* GIVEN RECORDS *

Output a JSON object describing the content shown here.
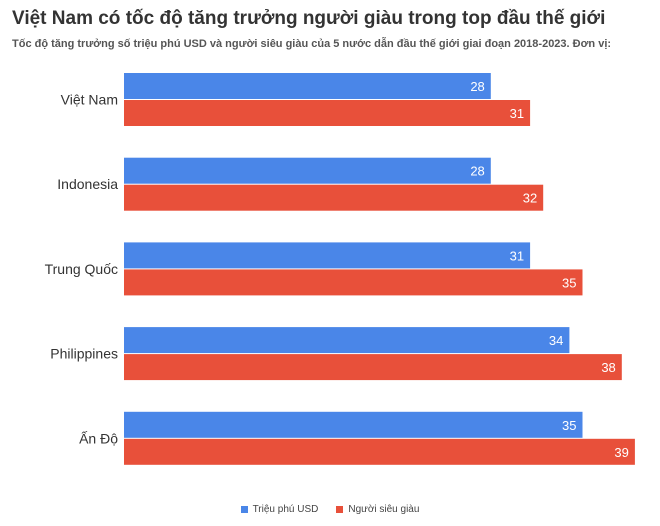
{
  "chart_data": {
    "type": "bar",
    "orientation": "horizontal",
    "title": "Việt Nam có tốc độ tăng trưởng người giàu trong top đầu thế giới",
    "subtitle": "Tốc độ tăng trưởng số triệu phú USD và người siêu giàu của 5 nước dẫn đầu thế giới giai đoạn 2018-2023. Đơn vị:",
    "categories": [
      "Việt Nam",
      "Indonesia",
      "Trung Quốc",
      "Philippines",
      "Ấn Độ"
    ],
    "series": [
      {
        "name": "Triệu phú USD",
        "color": "#4a86e8",
        "values": [
          28,
          28,
          31,
          34,
          35
        ]
      },
      {
        "name": "Người siêu giàu",
        "color": "#e8503a",
        "values": [
          31,
          32,
          35,
          38,
          39
        ]
      }
    ],
    "xlim": [
      0,
      40
    ],
    "grid": false,
    "legend_position": "bottom"
  }
}
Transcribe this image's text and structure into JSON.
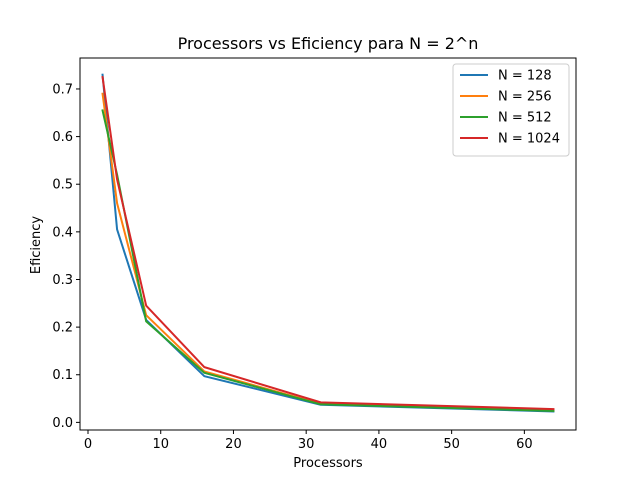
{
  "chart_data": {
    "type": "line",
    "title": "Processors vs Eficiency para N = 2^n",
    "xlabel": "Processors",
    "ylabel": "Eficiency",
    "xlim": [
      -1.1,
      67.1
    ],
    "ylim": [
      -0.016,
      0.765
    ],
    "xticks": [
      0,
      10,
      20,
      30,
      40,
      50,
      60
    ],
    "yticks": [
      0.0,
      0.1,
      0.2,
      0.3,
      0.4,
      0.5,
      0.6,
      0.7
    ],
    "grid": false,
    "legend_position": "top-right",
    "x": [
      2,
      4,
      8,
      16,
      32,
      64
    ],
    "series": [
      {
        "name": "N = 128",
        "color": "#1f77b4",
        "values": [
          0.73,
          0.405,
          0.215,
          0.097,
          0.037,
          0.023
        ]
      },
      {
        "name": "N = 256",
        "color": "#ff7f0e",
        "values": [
          0.69,
          0.46,
          0.225,
          0.107,
          0.039,
          0.026
        ]
      },
      {
        "name": "N = 512",
        "color": "#2ca02c",
        "values": [
          0.655,
          0.52,
          0.212,
          0.104,
          0.038,
          0.024
        ]
      },
      {
        "name": "N = 1024",
        "color": "#d62728",
        "values": [
          0.725,
          0.51,
          0.245,
          0.116,
          0.042,
          0.028
        ]
      }
    ]
  }
}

* WRITTEN PROBLEM *
Drop the images and quote the entries word for word.

* TASK OUTPUT *
Output a JSON object describing the content shown here.
{
  "chart_data": {
    "type": "bar",
    "orientation": "horizontal",
    "title": "Việt Nam có tốc độ tăng trưởng người giàu trong top đầu thế giới",
    "subtitle": "Tốc độ tăng trưởng số triệu phú USD và người siêu giàu của 5 nước dẫn đầu thế giới giai đoạn 2018-2023. Đơn vị:",
    "categories": [
      "Việt Nam",
      "Indonesia",
      "Trung Quốc",
      "Philippines",
      "Ấn Độ"
    ],
    "series": [
      {
        "name": "Triệu phú USD",
        "color": "#4a86e8",
        "values": [
          28,
          28,
          31,
          34,
          35
        ]
      },
      {
        "name": "Người siêu giàu",
        "color": "#e8503a",
        "values": [
          31,
          32,
          35,
          38,
          39
        ]
      }
    ],
    "xlim": [
      0,
      40
    ],
    "grid": false,
    "legend_position": "bottom"
  }
}
Transcribe this image's text and structure into JSON.
{
  "chart_data": {
    "type": "line",
    "title": "Processors vs Eficiency para N = 2^n",
    "xlabel": "Processors",
    "ylabel": "Eficiency",
    "xlim": [
      -1.1,
      67.1
    ],
    "ylim": [
      -0.016,
      0.765
    ],
    "xticks": [
      0,
      10,
      20,
      30,
      40,
      50,
      60
    ],
    "yticks": [
      0.0,
      0.1,
      0.2,
      0.3,
      0.4,
      0.5,
      0.6,
      0.7
    ],
    "grid": false,
    "legend_position": "top-right",
    "x": [
      2,
      4,
      8,
      16,
      32,
      64
    ],
    "series": [
      {
        "name": "N = 128",
        "color": "#1f77b4",
        "values": [
          0.73,
          0.405,
          0.215,
          0.097,
          0.037,
          0.023
        ]
      },
      {
        "name": "N = 256",
        "color": "#ff7f0e",
        "values": [
          0.69,
          0.46,
          0.225,
          0.107,
          0.039,
          0.026
        ]
      },
      {
        "name": "N = 512",
        "color": "#2ca02c",
        "values": [
          0.655,
          0.52,
          0.212,
          0.104,
          0.038,
          0.024
        ]
      },
      {
        "name": "N = 1024",
        "color": "#d62728",
        "values": [
          0.725,
          0.51,
          0.245,
          0.116,
          0.042,
          0.028
        ]
      }
    ]
  }
}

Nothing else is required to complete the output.